SHORT EXERCISE:
Search the data for the word "Российской". Reproduce every line where it is found.

════

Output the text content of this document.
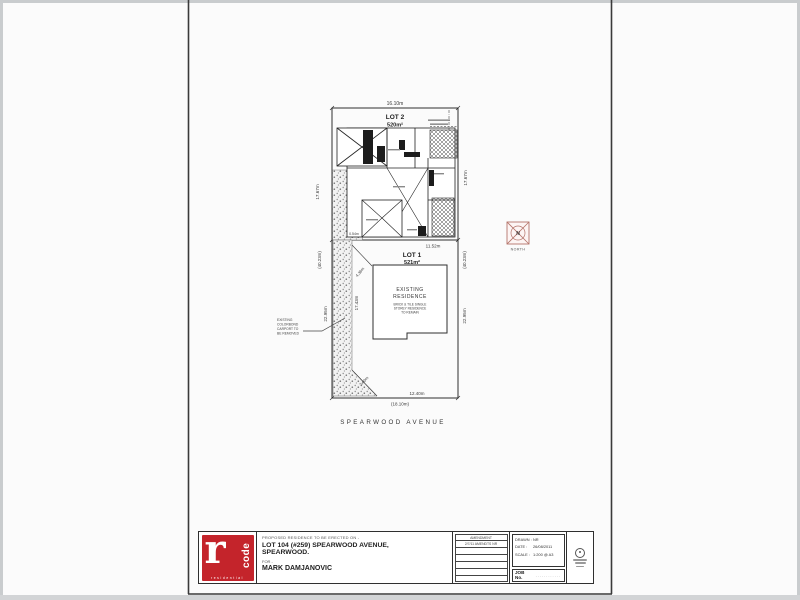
16.10m
LOT 2
520m²
17.67m
17.67m
11.52m
0.54m
4.36m
(40.23m)	(40.23m)
LOT 1
521m²
EXISTING
RESIDENCE
BRICK & TILE SINGLE
STOREY RESIDENCE
TO REMAIN
22.95m	22.95m
17.43m
3.00m
12.40m
(18.10m)
SPEARWOOD AVENUE
EXISTING
COLORBOND
CARPORT TO
BE REMOVED
N
NORTH
r code
residential
PROPOSED RESIDENCE TO BE ERECTED ON -
LOT 104 (#259) SPEARWOOD AVENUE,
SPEARWOOD.
FOR -
MARK DAMJANOVIC
AMENDMENT
2/7/11 AMENDTS NR
DRAWN : NR
DATE :	26/08/2011
SCALE : 1:200 @ A3
JOB No.	............
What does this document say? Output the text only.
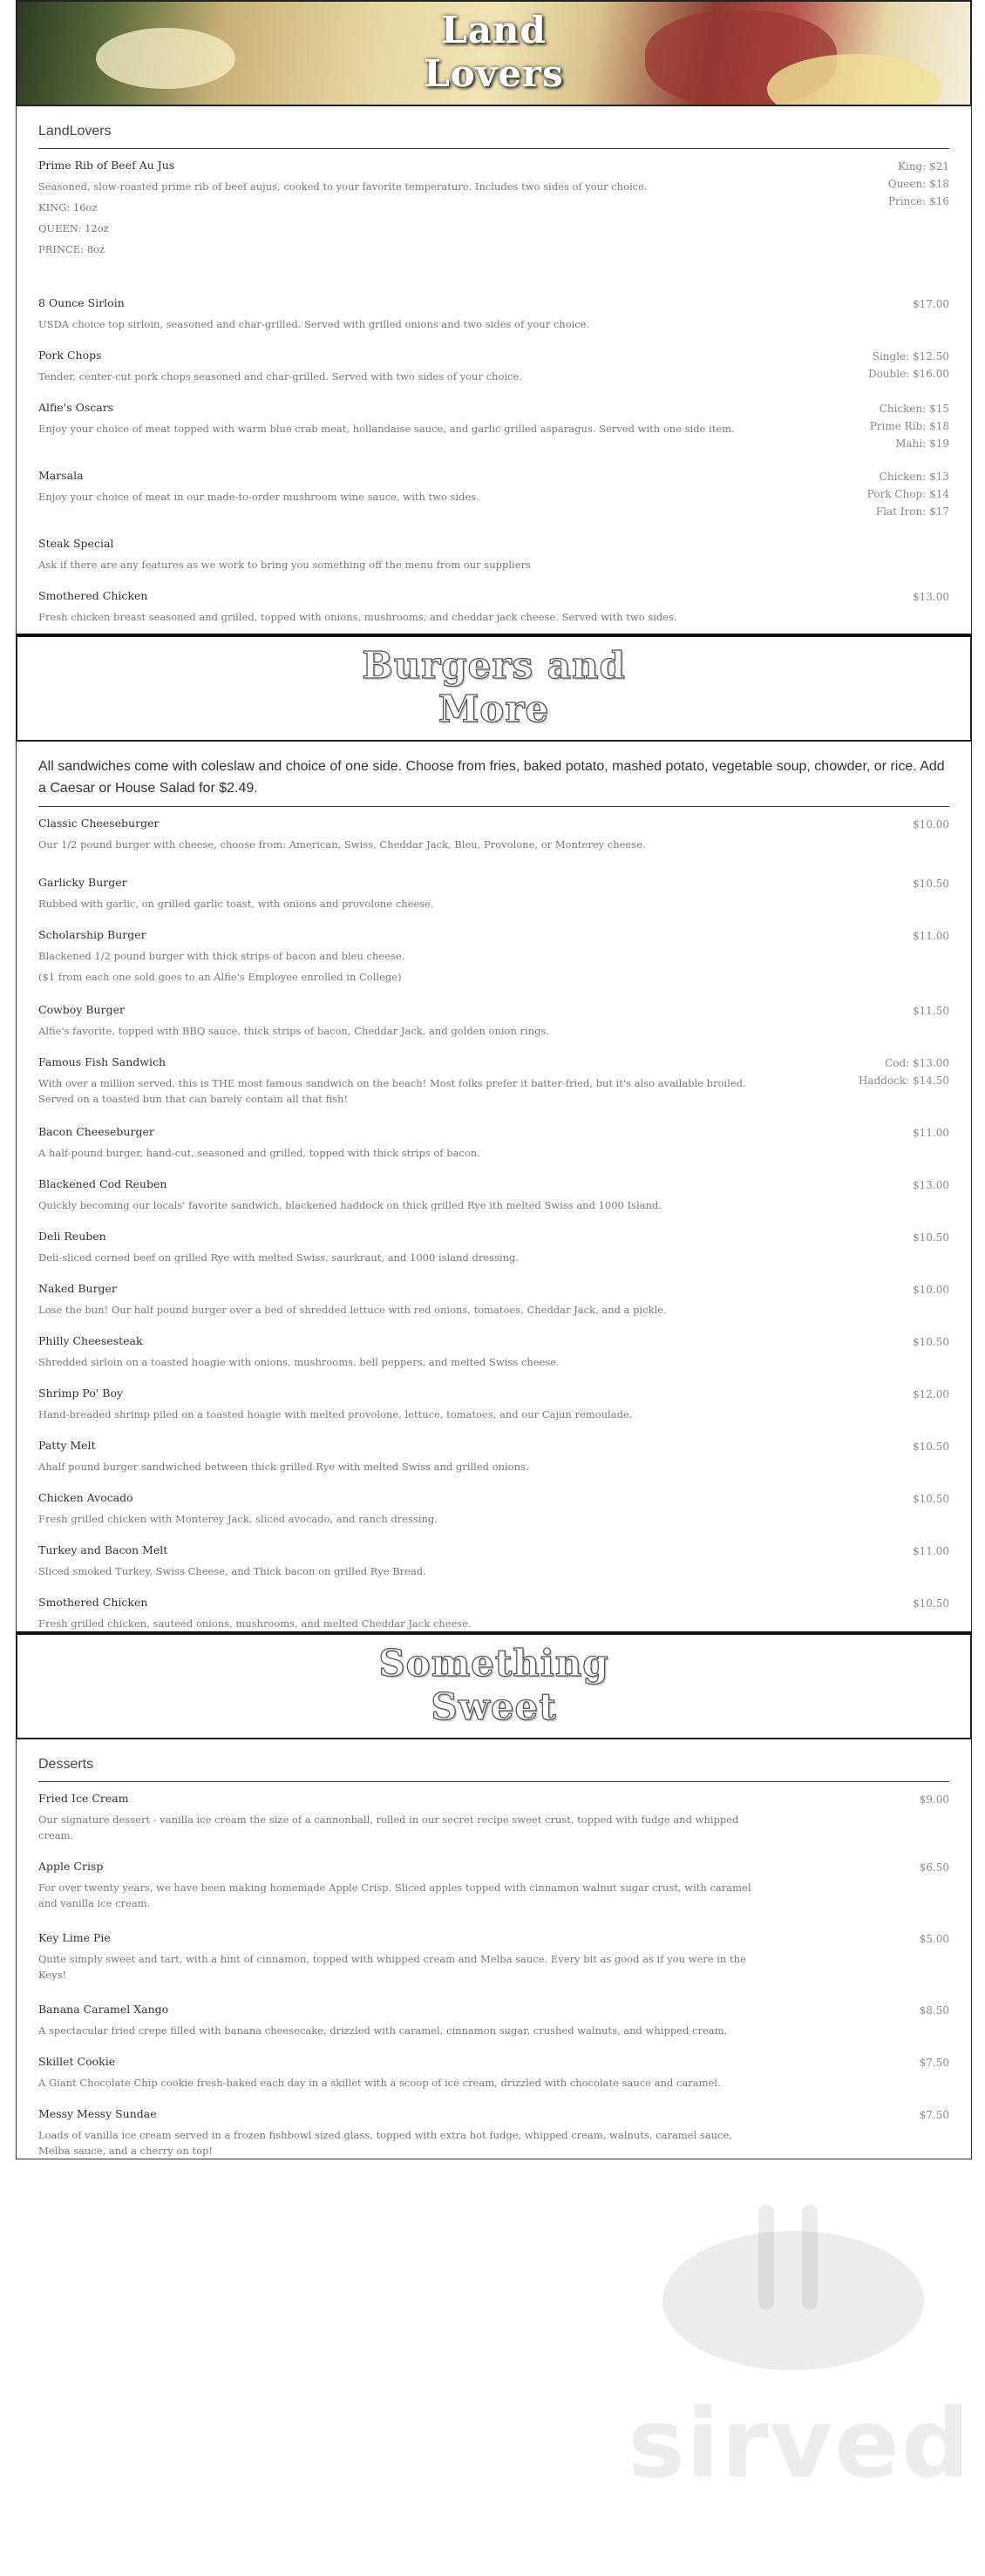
Land
Lovers
LandLovers
Prime Rib of Beef Au Jus
Seasoned, slow-roasted prime rib of beef aujus, cooked to your favorite temperature. Includes two sides of your choice.
KING: 16oz
QUEEN: 12oz
PRINCE: 8oz
King: $21
Queen: $18
Prince: $16
8 Ounce Sirloin
USDA choice top sirloin, seasoned and char-grilled. Served with grilled onions and two sides of your choice.
$17.00
Pork Chops
Tender, center-cut pork chops seasoned and char-grilled. Served with two sides of your choice.
Single: $12.50
Double: $16.00
Alfie's Oscars
Enjoy your choice of meat topped with warm blue crab meat, hollandaise sauce, and garlic grilled asparagus. Served with one side item.
Chicken: $15
Prime Rib: $18
Mahi: $19
Marsala
Enjoy your choice of meat in our made-to-order mushroom wine sauce, with two sides.
Chicken: $13
Pork Chop: $14
Flat Iron: $17
Steak Special
Ask if there are any features as we work to bring you something off the menu from our suppliers
Smothered Chicken
Fresh chicken breast seasoned and grilled, topped with onions, mushrooms, and cheddar jack cheese. Served with two sides.
$13.00
Burgers and
More
All sandwiches come with coleslaw and choice of one side. Choose from fries, baked potato, mashed potato, vegetable soup, chowder, or rice. Add a Caesar or House Salad for $2.49.
Classic Cheeseburger
Our 1/2 pound burger with cheese, choose from: American, Swiss, Cheddar Jack, Bleu, Provolone, or Monterey cheese.
$10.00
Garlicky Burger
Rubbed with garlic, on grilled garlic toast, with onions and provolone cheese.
$10.50
Scholarship Burger
Blackened 1/2 pound burger with thick strips of bacon and bleu cheese.
($1 from each one sold goes to an Alfie's Employee enrolled in College)
$11.00
Cowboy Burger
Alfie's favorite, topped with BBQ sauce, thick strips of bacon, Cheddar Jack, and golden onion rings.
$11.50
Famous Fish Sandwich
With over a million served, this is THE most famous sandwich on the beach! Most folks prefer it batter-fried, but it's also available broiled. Served on a toasted bun that can barely contain all that fish!
Cod: $13.00
Haddock: $14.50
Bacon Cheeseburger
A half-pound burger, hand-cut, seasoned and grilled, topped with thick strips of bacon.
$11.00
Blackened Cod Reuben
Quickly becoming our locals' favorite sandwich, blackened haddock on thick grilled Rye ith melted Swiss and 1000 Island.
$13.00
Deli Reuben
Deli-sliced corned beef on grilled Rye with melted Swiss, saurkraut, and 1000 island dressing.
$10.50
Naked Burger
Lose the bun! Our half pound burger over a bed of shredded lettuce with red onions, tomatoes, Cheddar Jack, and a pickle.
$10.00
Philly Cheesesteak
Shredded sirloin on a toasted hoagie with onions, mushrooms, bell peppers, and melted Swiss cheese.
$10.50
Shrimp Po' Boy
Hand-breaded shrimp piled on a toasted hoagie with melted provolone, lettuce, tomatoes, and our Cajun remoulade.
$12.00
Patty Melt
Ahalf pound burger sandwiched between thick grilled Rye with melted Swiss and grilled onions.
$10.50
Chicken Avocado
Fresh grilled chicken with Monterey Jack, sliced avocado, and ranch dressing.
$10.50
Turkey and Bacon Melt
Sliced smoked Turkey, Swiss Cheese, and Thick bacon on grilled Rye Bread.
$11.00
Smothered Chicken
Fresh grilled chicken, sauteed onions, mushrooms, and melted Cheddar Jack cheese.
$10.50
Something
Sweet
Desserts
Fried Ice Cream
Our signature dessert - vanilla ice cream the size of a cannonball, rolled in our secret recipe sweet crust, topped with fudge and whipped cream.
$9.00
Apple Crisp
For over twenty years, we have been making homemade Apple Crisp. Sliced apples topped with cinnamon walnut sugar crust, with caramel and vanilla ice cream.
$6.50
Key Lime Pie
Quite simply sweet and tart, with a hint of cinnamon, topped with whipped cream and Melba sauce. Every bit as good as if you were in the Keys!
$5.00
Banana Caramel Xango
A spectacular fried crepe filled with banana cheesecake, drizzled with caramel, cinnamon sugar, crushed walnuts, and whipped cream.
$8.50
Skillet Cookie
A Giant Chocolate Chip cookie fresh-baked each day in a skillet with a scoop of ice cream, drizzled with chocolate sauce and caramel.
$7.50
Messy Messy Sundae
Loads of vanilla ice cream served in a frozen fishbowl sized glass, topped with extra hot fudge, whipped cream, walnuts, caramel sauce, Melba sauce, and a cherry on top!
$7.50
sirved
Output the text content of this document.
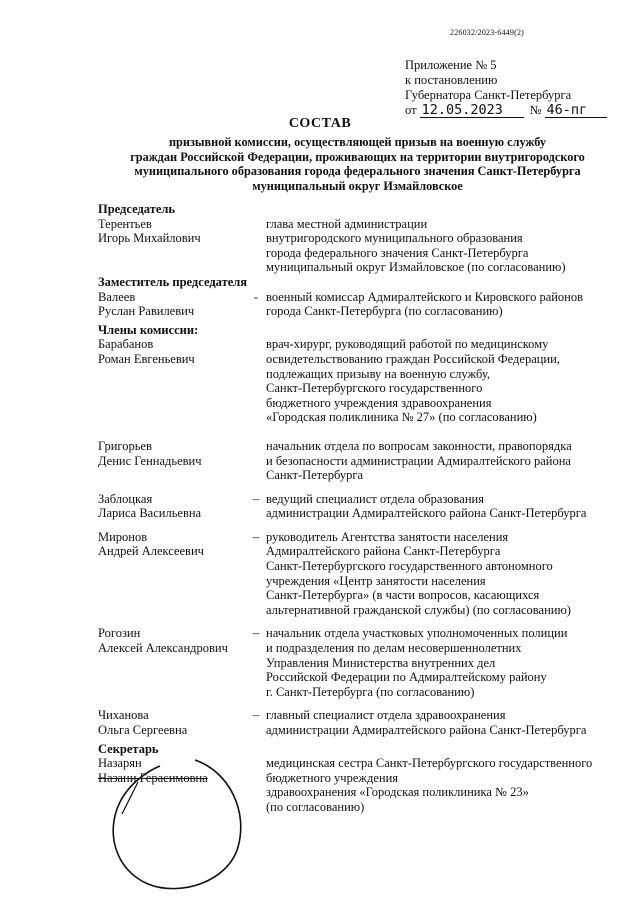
226032/2023-6449(2)
Приложение № 5
к постановлению
Губернатора Санкт-Петербурга
от 12.05.2023	№ 46-пг
СОСТАВ
призывной комиссии, осуществляющей призыв на военную службу
граждан Российской Федерации, проживающих на территории внутригородского
муниципального образования города федерального значения Санкт-Петербурга
муниципальный округ Измайловское
Председатель
Терентьев
Игорь Михайлович
глава местной администрации
внутригородского муниципального образования
города федерального значения Санкт-Петербурга
муниципальный округ Измайловское (по согласованию)
Заместитель председателя
Валеев
Руслан Равилевич
- военный комиссар Адмиралтейского и Кировского районов
города Санкт-Петербурга (по согласованию)
Члены комиссии:
Барабанов
Роман Евгеньевич
врач-хирург, руководящий работой по медицинскому
освидетельствованию граждан Российской Федерации,
подлежащих призыву на военную службу,
Санкт-Петербургского государственного
бюджетного учреждения здравоохранения
«Городская поликлиника № 27» (по согласованию)
Григорьев
Денис Геннадьевич
начальник отдела по вопросам законности, правопорядка
и безопасности администрации Адмиралтейского района
Санкт-Петербурга
Заблоцкая
Лариса Васильевна
– ведущий специалист отдела образования
администрации Адмиралтейского района Санкт-Петербурга
Миронов
Андрей Алексеевич
– руководитель Агентства занятости населения
Адмиралтейского района Санкт-Петербурга
Санкт-Петербургского государственного автономного
учреждения «Центр занятости населения
Санкт-Петербурга» (в части вопросов, касающихся
альтернативной гражданской службы) (по согласованию)
Рогозин
Алексей Александрович
– начальник отдела участковых уполномоченных полиции
и подразделения по делам несовершеннолетних
Управления Министерства внутренних дел
Российской Федерации по Адмиралтейскому району
г. Санкт-Петербурга (по согласованию)
Чиханова
Ольга Сергеевна
– главный специалист отдела здравоохранения
администрации Адмиралтейского района Санкт-Петербурга
Секретарь
Назарян
Назани Герасимовна
медицинская сестра Санкт-Петербургского государственного
бюджетного учреждения
здравоохранения «Городская поликлиника № 23»
(по согласованию)
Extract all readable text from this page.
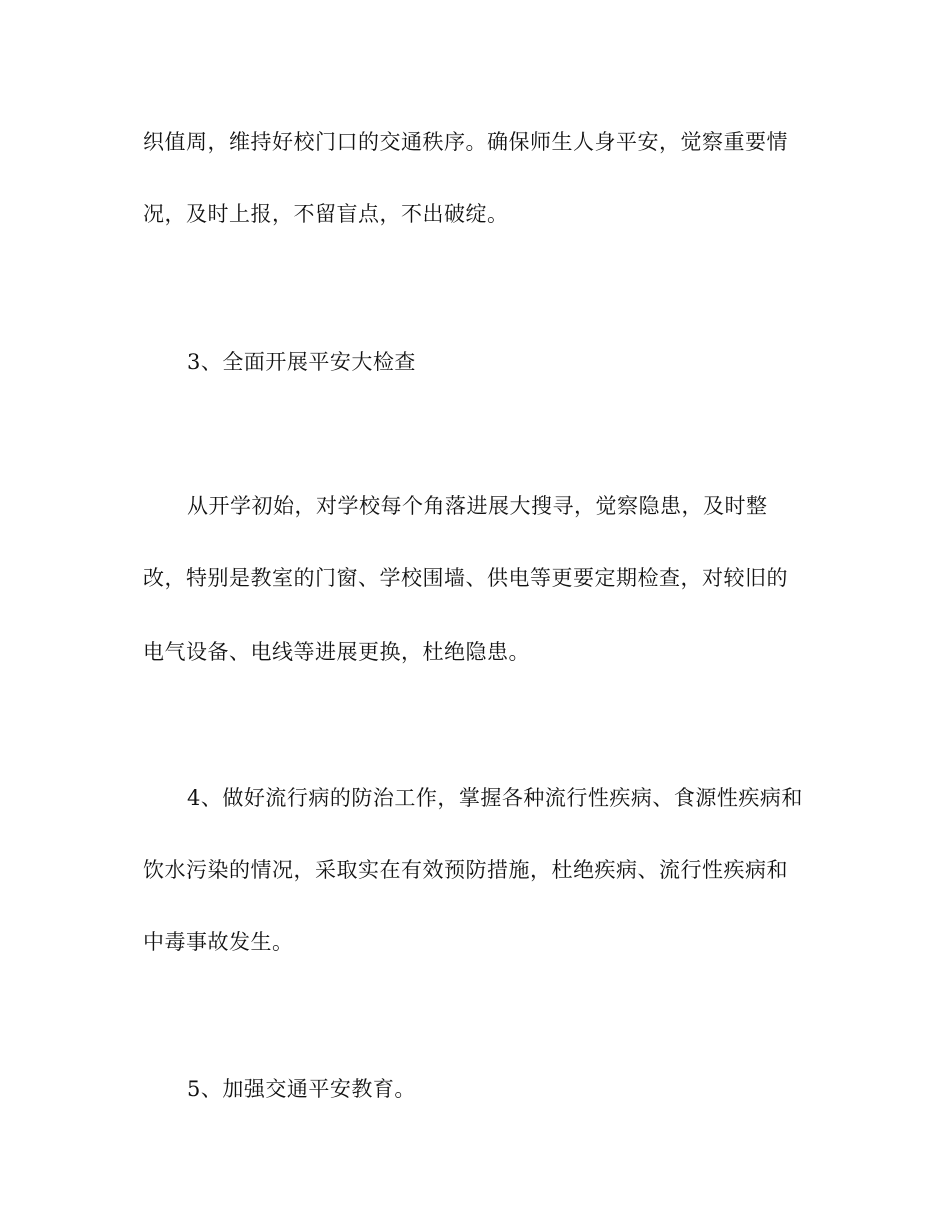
织值周，维持好校门口的交通秩序。确保师生人身平安，觉察重要情
况，及时上报，不留盲点，不出破绽。
3、全面开展平安大检查
从开学初始，对学校每个角落进展大搜寻，觉察隐患，及时整
改，特别是教室的门窗、学校围墙、供电等更要定期检查，对较旧的
电气设备、电线等进展更换，杜绝隐患。
4、做好流行病的防治工作，掌握各种流行性疾病、食源性疾病和
饮水污染的情况，采取实在有效预防措施，杜绝疾病、流行性疾病和
中毒事故发生。
5、加强交通平安教育。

════

EXPECTED ANSWER:
граждан Российской Федерации, проживающих на территории внутригородского
освидетельствованию граждан Российской Федерации,
Российской Федерации по Адмиралтейскому району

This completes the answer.